▸ **Your objective**: Exact copies of all the records are to be output.

Records from a data source:
------------------------------------

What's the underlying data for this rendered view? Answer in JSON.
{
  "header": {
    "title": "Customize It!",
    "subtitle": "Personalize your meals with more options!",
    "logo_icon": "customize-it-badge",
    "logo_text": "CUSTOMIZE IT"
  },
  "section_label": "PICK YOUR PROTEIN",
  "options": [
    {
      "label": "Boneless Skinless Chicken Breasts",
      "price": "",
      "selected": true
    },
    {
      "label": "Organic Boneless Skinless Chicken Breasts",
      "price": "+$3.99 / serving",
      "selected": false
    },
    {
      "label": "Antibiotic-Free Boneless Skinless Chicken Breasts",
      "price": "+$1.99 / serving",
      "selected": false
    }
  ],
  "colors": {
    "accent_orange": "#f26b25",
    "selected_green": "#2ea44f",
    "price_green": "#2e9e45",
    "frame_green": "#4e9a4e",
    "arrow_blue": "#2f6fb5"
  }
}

------------------------------------

▸ **Reply to the task**:
What's the underlying data for this rendered view? Answer in JSON.
{
  "header": {
    "title": "Customize It!",
    "subtitle": "Personalize your meals with more options!",
    "logo_icon": "customize-it-badge",
    "logo_text": "CUSTOMIZE IT"
  },
  "section_label": "PICK YOUR PROTEIN",
  "options": [
    {
      "label": "Boneless Skinless Chicken Breasts",
      "price": "",
      "selected": true
    },
    {
      "label": "Organic Boneless Skinless Chicken Breasts",
      "price": "+$3.99 / serving",
      "selected": false
    },
    {
      "label": "Antibiotic-Free Boneless Skinless Chicken Breasts",
      "price": "+$1.99 / serving",
      "selected": false
    }
  ],
  "colors": {
    "accent_orange": "#f26b25",
    "selected_green": "#2ea44f",
    "price_green": "#2e9e45",
    "frame_green": "#4e9a4e",
    "arrow_blue": "#2f6fb5"
  }
}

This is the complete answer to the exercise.